=== Required work ===
Write out all of the data exactly as it appears.

=== Listed entries ===
------

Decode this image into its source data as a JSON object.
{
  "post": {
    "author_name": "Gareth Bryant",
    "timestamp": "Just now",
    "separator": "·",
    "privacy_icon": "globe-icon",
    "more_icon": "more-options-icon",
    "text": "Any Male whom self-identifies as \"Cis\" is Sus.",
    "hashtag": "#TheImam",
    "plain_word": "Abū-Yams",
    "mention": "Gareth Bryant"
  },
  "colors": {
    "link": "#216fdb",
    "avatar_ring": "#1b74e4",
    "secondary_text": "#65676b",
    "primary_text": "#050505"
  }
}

------

=== Exercise output ===
Decode this image into its source data as a JSON object.
{
  "post": {
    "author_name": "Gareth Bryant",
    "timestamp": "Just now",
    "separator": "·",
    "privacy_icon": "globe-icon",
    "more_icon": "more-options-icon",
    "text": "Any Male whom self-identifies as \"Cis\" is Sus.",
    "hashtag": "#TheImam",
    "plain_word": "Abū-Yams",
    "mention": "Gareth Bryant"
  },
  "colors": {
    "link": "#216fdb",
    "avatar_ring": "#1b74e4",
    "secondary_text": "#65676b",
    "primary_text": "#050505"
  }
}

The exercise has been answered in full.